▶ _Work required_:
Determine the number of lines that have the string "intensity" in them, and give only that number.

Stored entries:

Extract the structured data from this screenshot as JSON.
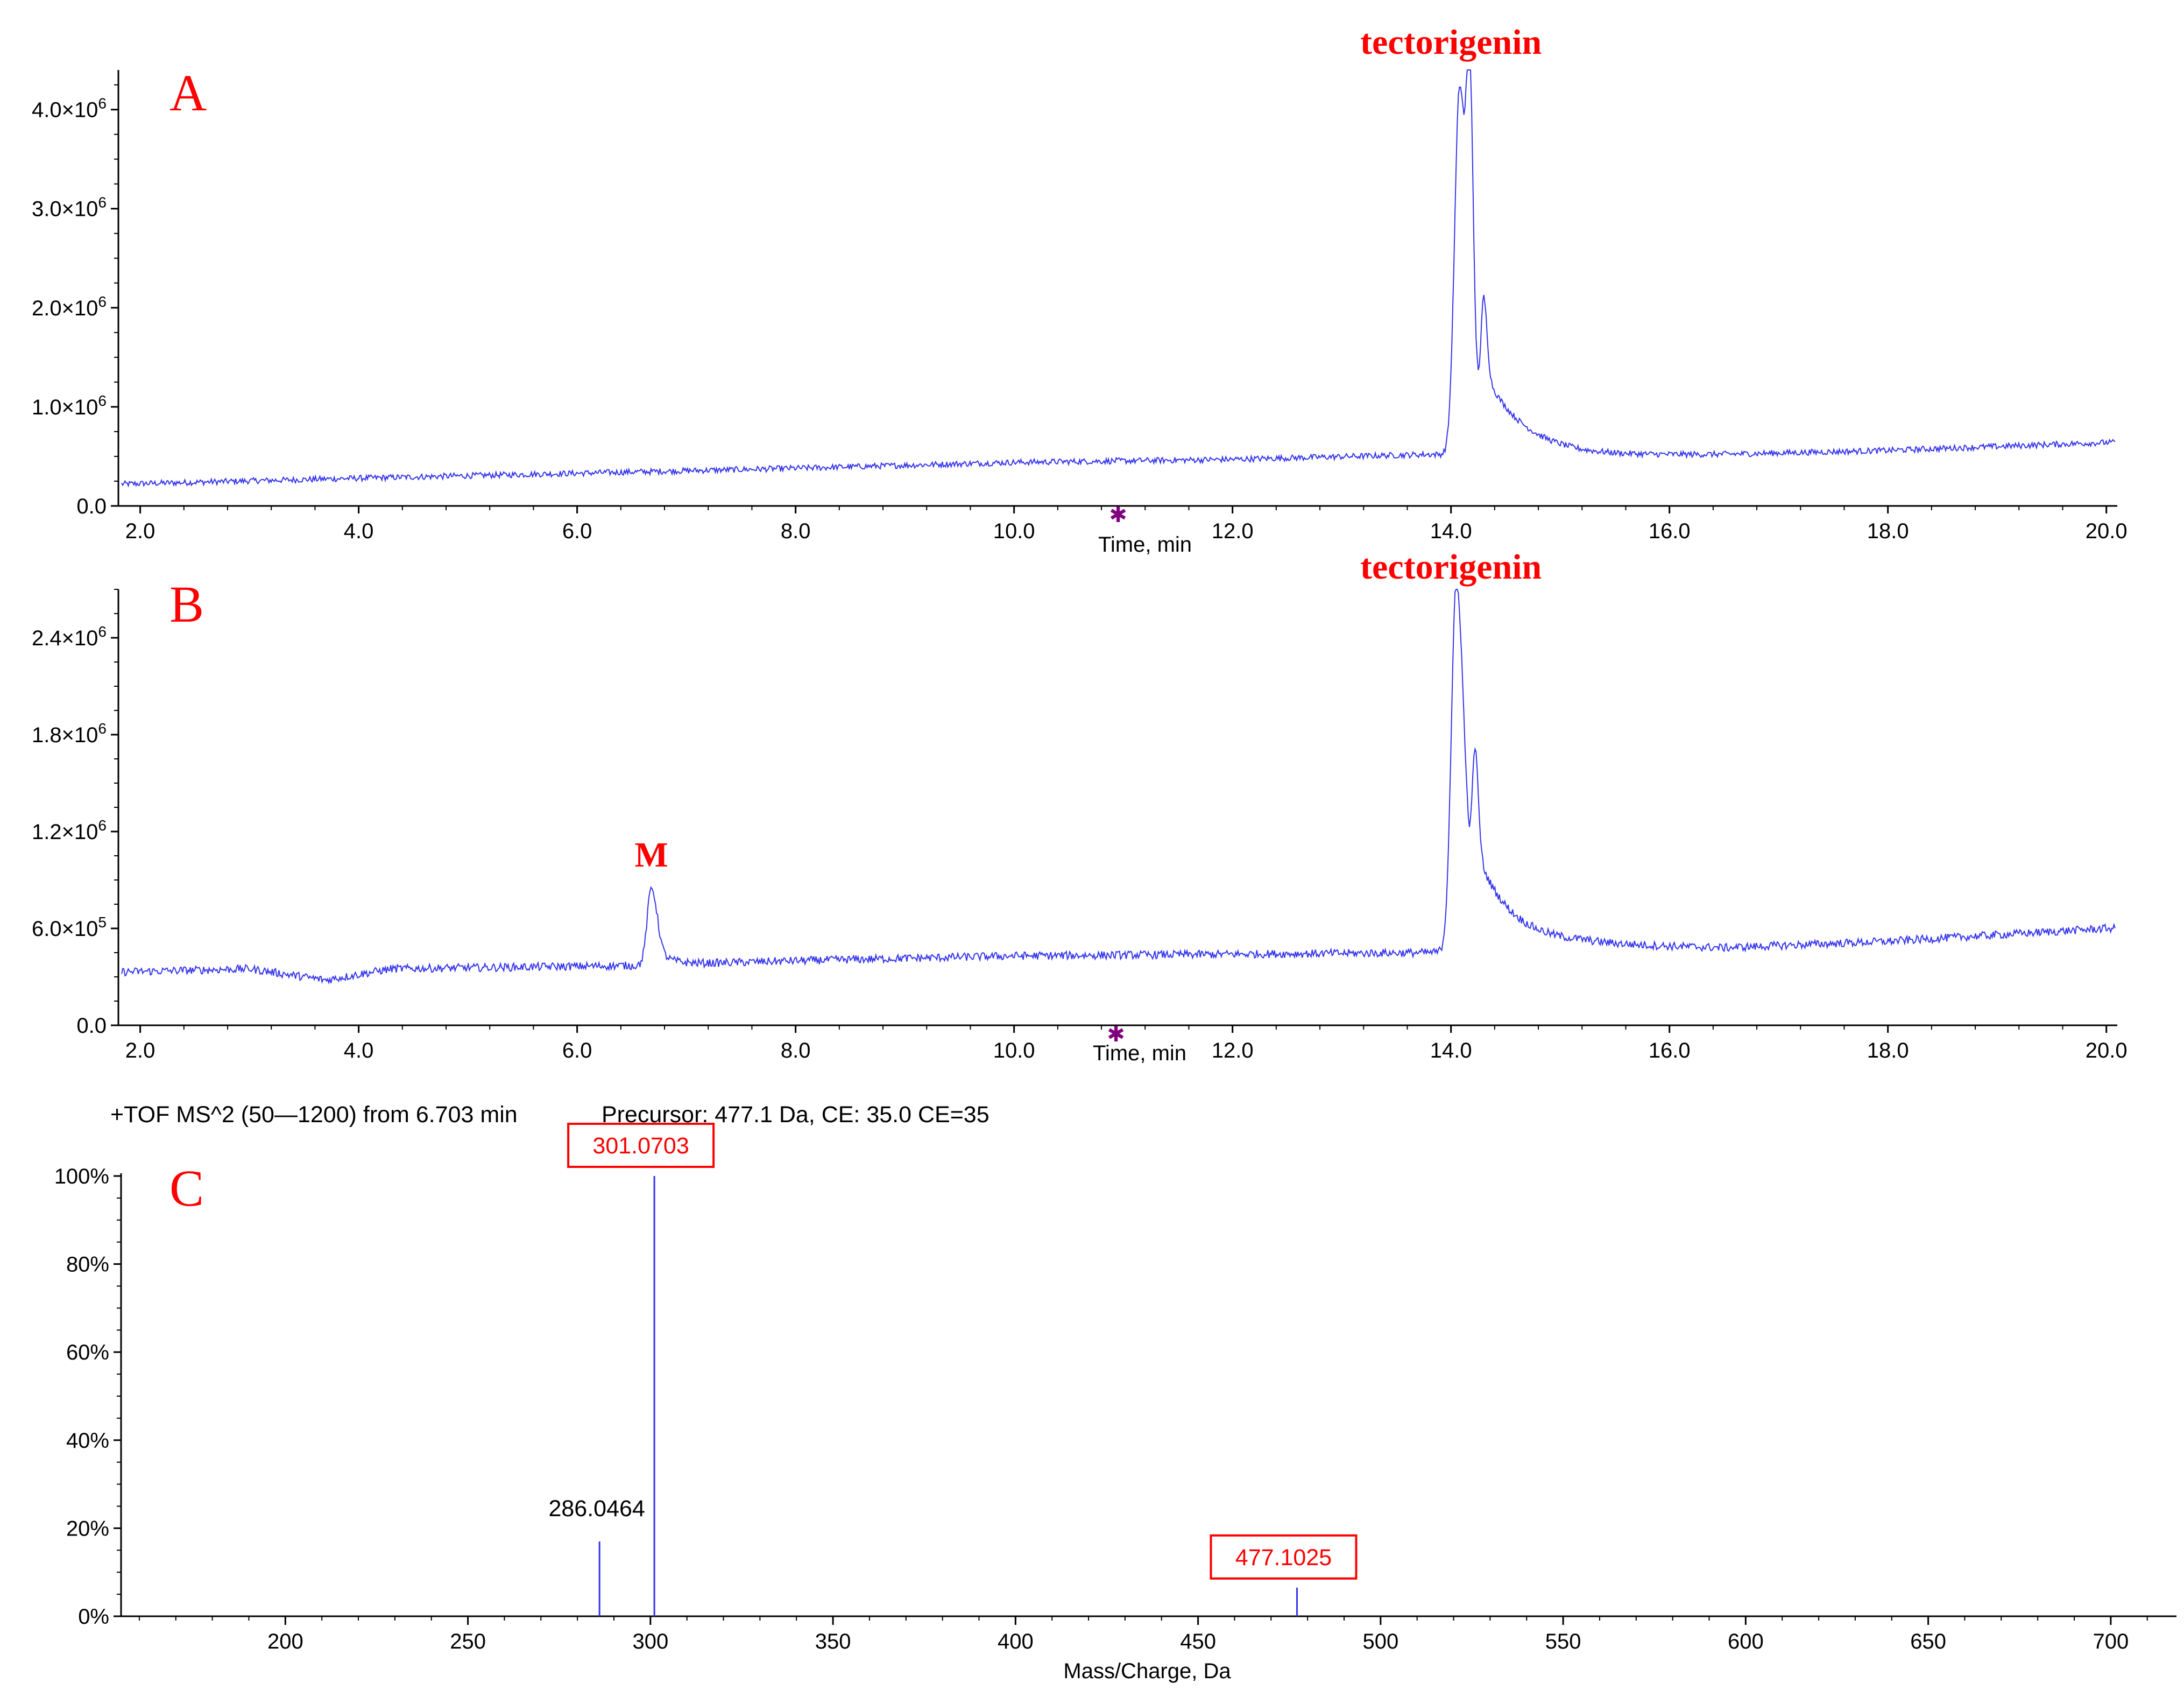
{
  "chart_data": [
    {
      "panel": "A",
      "type": "line",
      "xlabel": "Time, min",
      "xlim": [
        1.8,
        20.1
      ],
      "ylim": [
        0,
        4.4
      ],
      "x_ticks": [
        "2.0",
        "4.0",
        "6.0",
        "8.0",
        "10.0",
        "12.0",
        "14.0",
        "16.0",
        "18.0",
        "20.0"
      ],
      "y_ticks": [
        {
          "v": 0,
          "base": "0.0",
          "exp": ""
        },
        {
          "v": 1,
          "base": "1.0×10",
          "exp": "6"
        },
        {
          "v": 2,
          "base": "2.0×10",
          "exp": "6"
        },
        {
          "v": 3,
          "base": "3.0×10",
          "exp": "6"
        },
        {
          "v": 4,
          "base": "4.0×10",
          "exp": "6"
        }
      ],
      "y_unit_note": "y values in units of 10^6",
      "series_color": "#3333ee",
      "baseline": [
        [
          1.8,
          0.22
        ],
        [
          4.0,
          0.28
        ],
        [
          6.0,
          0.33
        ],
        [
          8.0,
          0.38
        ],
        [
          10.0,
          0.44
        ],
        [
          12.0,
          0.47
        ],
        [
          13.8,
          0.52
        ],
        [
          15.2,
          0.5
        ],
        [
          16.5,
          0.52
        ],
        [
          18.0,
          0.56
        ],
        [
          20.0,
          0.64
        ]
      ],
      "noise": 0.03,
      "peaks": [
        {
          "x": 14.08,
          "y": 4.25,
          "width": 0.06,
          "tail": 0.35
        },
        {
          "x": 14.17,
          "y": 3.2,
          "width": 0.03,
          "tail": 0.0
        },
        {
          "x": 14.3,
          "y": 1.55,
          "width": 0.03,
          "tail": 0.4
        }
      ],
      "annotations": [
        {
          "text": "tectorigenin",
          "x": 14.0
        }
      ]
    },
    {
      "panel": "B",
      "type": "line",
      "xlabel": "Time, min",
      "xlim": [
        1.8,
        20.1
      ],
      "ylim": [
        0,
        2.7
      ],
      "x_ticks": [
        "2.0",
        "4.0",
        "6.0",
        "8.0",
        "10.0",
        "12.0",
        "14.0",
        "16.0",
        "18.0",
        "20.0"
      ],
      "y_ticks": [
        {
          "v": 0,
          "base": "0.0",
          "exp": ""
        },
        {
          "v": 0.6,
          "base": "6.0×10",
          "exp": "5"
        },
        {
          "v": 1.2,
          "base": "1.2×10",
          "exp": "6"
        },
        {
          "v": 1.8,
          "base": "1.8×10",
          "exp": "6"
        },
        {
          "v": 2.4,
          "base": "2.4×10",
          "exp": "6"
        }
      ],
      "y_unit_note": "y values in units of 10^6",
      "series_color": "#3333ee",
      "baseline": [
        [
          1.8,
          0.33
        ],
        [
          3.0,
          0.35
        ],
        [
          3.7,
          0.28
        ],
        [
          4.3,
          0.35
        ],
        [
          6.5,
          0.37
        ],
        [
          8.0,
          0.4
        ],
        [
          10.0,
          0.43
        ],
        [
          13.8,
          0.45
        ],
        [
          15.2,
          0.5
        ],
        [
          16.5,
          0.48
        ],
        [
          18.0,
          0.52
        ],
        [
          20.0,
          0.6
        ]
      ],
      "noise": 0.025,
      "peaks": [
        {
          "x": 6.68,
          "y": 0.85,
          "width": 0.05,
          "tail": 0.12
        },
        {
          "x": 14.05,
          "y": 2.75,
          "width": 0.06,
          "tail": 0.35
        },
        {
          "x": 14.22,
          "y": 1.3,
          "width": 0.03,
          "tail": 0.3
        }
      ],
      "annotations": [
        {
          "text": "M",
          "x": 6.68
        },
        {
          "text": "tectorigenin",
          "x": 14.0
        }
      ]
    },
    {
      "panel": "C",
      "type": "bar",
      "header": "+TOF MS^2 (50—1200) from 6.703 min",
      "precursor": "Precursor: 477.1 Da, CE: 35.0 CE=35",
      "xlabel": "Mass/Charge, Da",
      "xlim": [
        155,
        718
      ],
      "ylim": [
        0,
        100
      ],
      "x_ticks": [
        "200",
        "250",
        "300",
        "350",
        "400",
        "450",
        "500",
        "550",
        "600",
        "650",
        "700"
      ],
      "y_ticks": [
        "0%",
        "20%",
        "40%",
        "60%",
        "80%",
        "100%"
      ],
      "series_color": "#3333ee",
      "sticks": [
        {
          "mz": 286.0464,
          "intensity": 17
        },
        {
          "mz": 301.0703,
          "intensity": 100
        },
        {
          "mz": 477.1025,
          "intensity": 6.5
        }
      ],
      "labels": [
        {
          "text": "286.0464",
          "boxed": false
        },
        {
          "text": "301.0703",
          "boxed": true
        },
        {
          "text": "477.1025",
          "boxed": true
        }
      ]
    }
  ]
}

▶ _Exercise solution_:
3